What to work on |
a – In the recurrence text, what Θ bound does the first reply give for T(n)?
b – In the recurrence text, rewrite the stretch from "Solve $T(n) = 2^nT(n/2)" through "the time complexity?", changing "master theorem" to "substitution method".

Text excerpt |
Solve $T(n) = 2^nT(n/2) + n^n$ Let $$T(n) = 2^nT(n/2) + n^n$$ Can't be solved using the master theorem, because the equation doesn't satisfy $$T(n) = aT(n/b) + f(n)$$
How would you approach this to find the time complexity?
 A: Divide by $2^{2n}$ and write $U(n)=T(n)/2^{2n}$:
$$T(n)/2^{2n}=T(n/2)/2^n+n^n/2^{2n}$$
$$U(n)=U(n/2)+(n/4)^n$$
Now the master theorem can be applied, giving $U(n)=\Theta((n/4)^n)$ and $T(n)=\Theta(2^{2n}(n/4)^n)=\Theta(n^n)$.
A: If
$T(n) = 
2^nT(n/2) + n^n
$,
then,
putting $2^m$ for $n$,
$T(2^m) 
= 2^{2^m}T(2^{m-1}) + (2^m)^{2^m}
= 2^{2^m}T(2^{m-1}) + 2^{m2^m}
$.
Let
$U(m) = T(2^m)$.
then
$U(m) 
= 2^{2^m}U(m-1) + 2^{m2^m}
$.
Since
$\sum 2^m = 2^{m+1}$,
divide by
$2^{2^{m+1}}$
to get
$\dfrac{U(m)}{2^{2^{m+1}}} 
= \dfrac{2^{2^m}U(m-1)}{2^{2^{m+1}}} + \dfrac{2^{m2^m}}{2^{2^{m+1}}}\\
= \dfrac{U(m-1)}{2^{2^{m+1}-2^m}} + 2^{m2^m-m-1}\\
= \dfrac{U(m-1)}{2^{2^m}} + 2^{m2^m-m-1}
$
Let
$V(m)
=\dfrac{U(m)}{2^{2^{m+1}}}
$.
This becomes
$V(m)
= V(m-1) + 2^{m2^m-m-1}
$
and this reduces to computing
$\sum 2^{m2^m-m-1}
$.
Another way is
$\begin{array}\\
T(n)  
&=2^nT(n/2) + n^n\\
&=2^n(2^{n/2}T(n/4) + (n/2)^{n/2}) + n^n\\
&=2^{n(3/2)}T(n/4) + 2^{3n/2}(n/2)^{n/2} + n^n\\
&=2^{n(3/2)}T(n/4) + (2^{3/2}n/2)^{n/2} + n^n\\
&=2^{n(3/2)}T(n/4) + (2^{1/2}n)^{n/2} + n^n\\
&=2^{n(3/2)}(2^{n/4}T(n/8) + (n/4)^{n/4}) + (2^{1/2}n)^{n/2} + n^n\\
&=2^{n(7/4)}T(n/8) + (n/4)^{n/4}) + (2^{1/2}n)^{n/2} + n^n\\
\end{array}
$
Not sure how to
nicely express this,
so I'll stop here.

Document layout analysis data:
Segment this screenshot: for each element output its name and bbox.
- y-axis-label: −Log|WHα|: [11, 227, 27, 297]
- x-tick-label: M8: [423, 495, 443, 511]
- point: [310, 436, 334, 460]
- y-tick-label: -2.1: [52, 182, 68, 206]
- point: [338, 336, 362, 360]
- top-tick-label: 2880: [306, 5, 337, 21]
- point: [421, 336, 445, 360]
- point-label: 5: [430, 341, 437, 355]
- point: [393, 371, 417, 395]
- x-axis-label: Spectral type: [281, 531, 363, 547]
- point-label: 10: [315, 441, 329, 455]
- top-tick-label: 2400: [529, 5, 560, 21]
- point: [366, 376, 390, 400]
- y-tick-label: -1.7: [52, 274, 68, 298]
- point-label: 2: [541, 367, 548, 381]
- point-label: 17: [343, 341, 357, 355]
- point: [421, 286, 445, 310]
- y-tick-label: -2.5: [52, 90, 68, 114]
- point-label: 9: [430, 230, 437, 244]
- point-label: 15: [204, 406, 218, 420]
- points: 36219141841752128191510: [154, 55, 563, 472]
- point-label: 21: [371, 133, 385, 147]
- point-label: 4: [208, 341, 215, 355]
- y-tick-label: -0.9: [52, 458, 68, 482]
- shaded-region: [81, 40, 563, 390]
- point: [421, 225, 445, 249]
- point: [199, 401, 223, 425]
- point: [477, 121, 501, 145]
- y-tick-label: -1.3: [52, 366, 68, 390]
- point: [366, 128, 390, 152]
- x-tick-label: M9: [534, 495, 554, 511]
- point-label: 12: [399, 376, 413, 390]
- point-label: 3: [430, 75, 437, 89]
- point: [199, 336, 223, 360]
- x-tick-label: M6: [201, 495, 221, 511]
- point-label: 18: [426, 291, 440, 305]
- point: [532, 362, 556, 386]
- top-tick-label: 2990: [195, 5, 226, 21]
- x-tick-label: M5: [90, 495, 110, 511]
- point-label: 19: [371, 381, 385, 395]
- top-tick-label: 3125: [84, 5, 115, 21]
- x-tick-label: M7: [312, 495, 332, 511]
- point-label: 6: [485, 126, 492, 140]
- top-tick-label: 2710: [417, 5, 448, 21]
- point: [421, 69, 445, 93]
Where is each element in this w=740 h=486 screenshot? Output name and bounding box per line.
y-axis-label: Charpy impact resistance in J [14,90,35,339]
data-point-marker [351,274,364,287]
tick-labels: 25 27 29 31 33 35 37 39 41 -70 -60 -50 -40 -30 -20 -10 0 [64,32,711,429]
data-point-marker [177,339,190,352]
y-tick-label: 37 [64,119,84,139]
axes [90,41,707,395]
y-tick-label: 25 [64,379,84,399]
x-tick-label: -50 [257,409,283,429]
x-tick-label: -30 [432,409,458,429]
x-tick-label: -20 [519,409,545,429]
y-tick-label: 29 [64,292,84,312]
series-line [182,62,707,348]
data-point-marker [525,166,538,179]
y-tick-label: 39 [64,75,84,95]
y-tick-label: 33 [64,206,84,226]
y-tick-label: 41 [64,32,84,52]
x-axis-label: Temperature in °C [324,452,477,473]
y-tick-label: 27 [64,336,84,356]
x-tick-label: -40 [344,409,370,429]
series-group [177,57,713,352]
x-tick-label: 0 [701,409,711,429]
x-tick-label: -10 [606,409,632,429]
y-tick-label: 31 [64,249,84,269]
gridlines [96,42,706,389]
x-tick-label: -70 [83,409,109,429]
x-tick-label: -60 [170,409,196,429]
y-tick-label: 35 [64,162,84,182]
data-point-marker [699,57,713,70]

Outputs for the tasks |
a – Θ(n^n)

b –
Solve $T(n) = 2^nT(n/2) + n^n$ Let $$T(n) = 2^nT(n/2) + n^n$$ Can't be solved using the substitution method, because the equation doesn't satisfy $$T(n) = aT(n/b) + f(n)$$
How would you approach this to find the time complexity?